**TASK TO CARRY OUT**
Output the entries word for word. Omit images.

[Start of INPUT DATA]

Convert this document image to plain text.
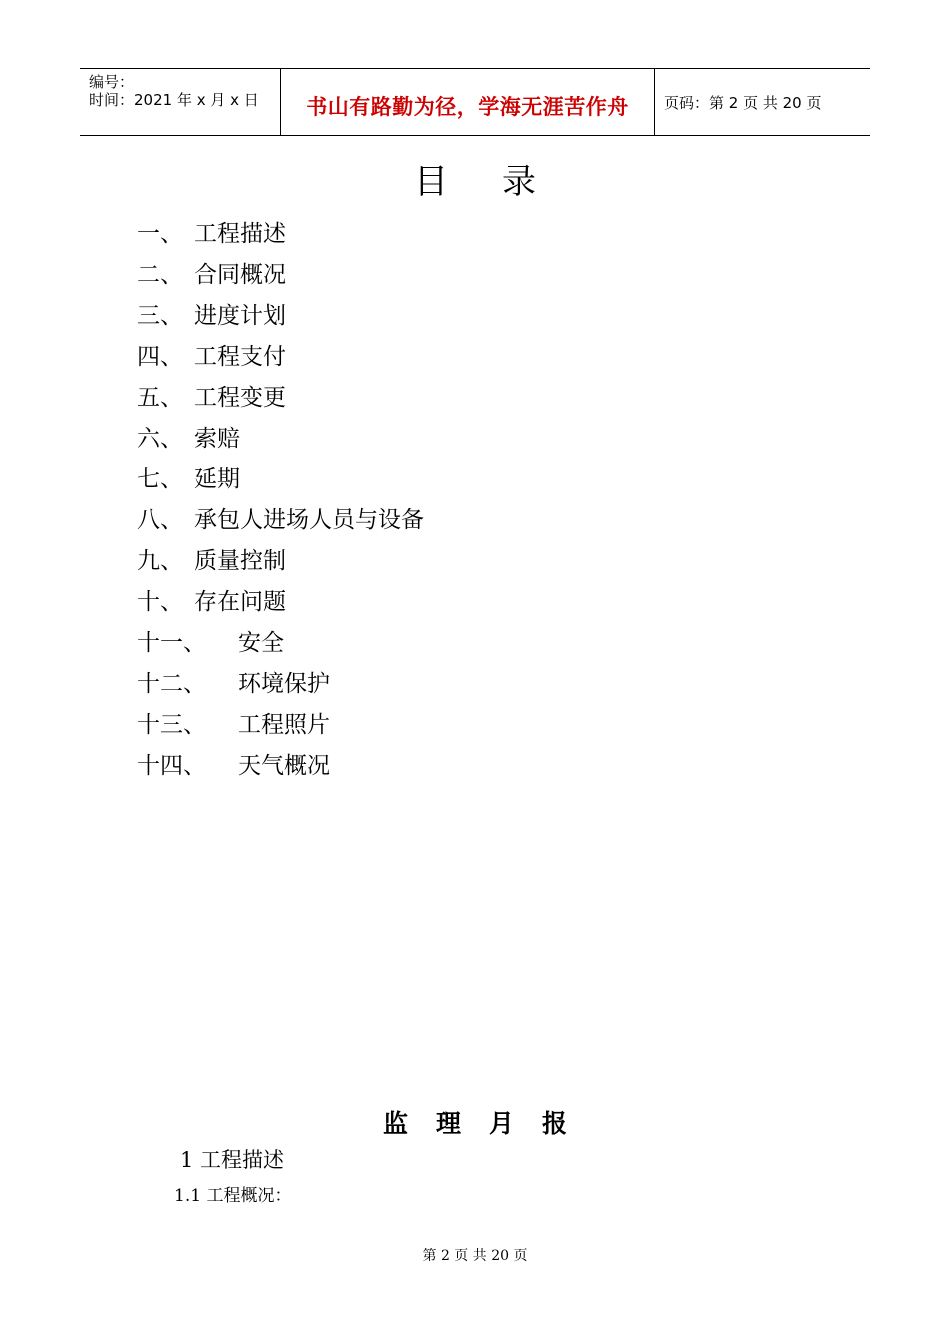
编号：
时间：2021 年 x 月 x 日	书山有路勤为径，学海无涯苦作舟	页码：第 2 页 共 20 页
目 录
一、 工程描述
二、 合同概况
三、 进度计划
四、 工程支付
五、 工程变更
六、 索赔
七、 延期
八、 承包人进场人员与设备
九、 质量控制
十、 存在问题
十一、 安全
十二、 环境保护
十三、 工程照片
十四、 天气概况
监理月报
1 工程描述
1.1 工程概况：
第 2 页 共 20 页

[End of INPUT DATA]

**RESULT FOR THIS TASK**
Convert this document image to plain text.
编号：
时间：2021 年 x 月 x 日	书山有路勤为径，学海无涯苦作舟	页码：第 2 页 共 20 页
目 录
一、 工程描述
二、 合同概况
三、 进度计划
四、 工程支付
五、 工程变更
六、 索赔
七、 延期
八、 承包人进场人员与设备
九、 质量控制
十、 存在问题
十一、 安全
十二、 环境保护
十三、 工程照片
十四、 天气概况
监理月报
1 工程描述
1.1 工程概况：
第 2 页 共 20 页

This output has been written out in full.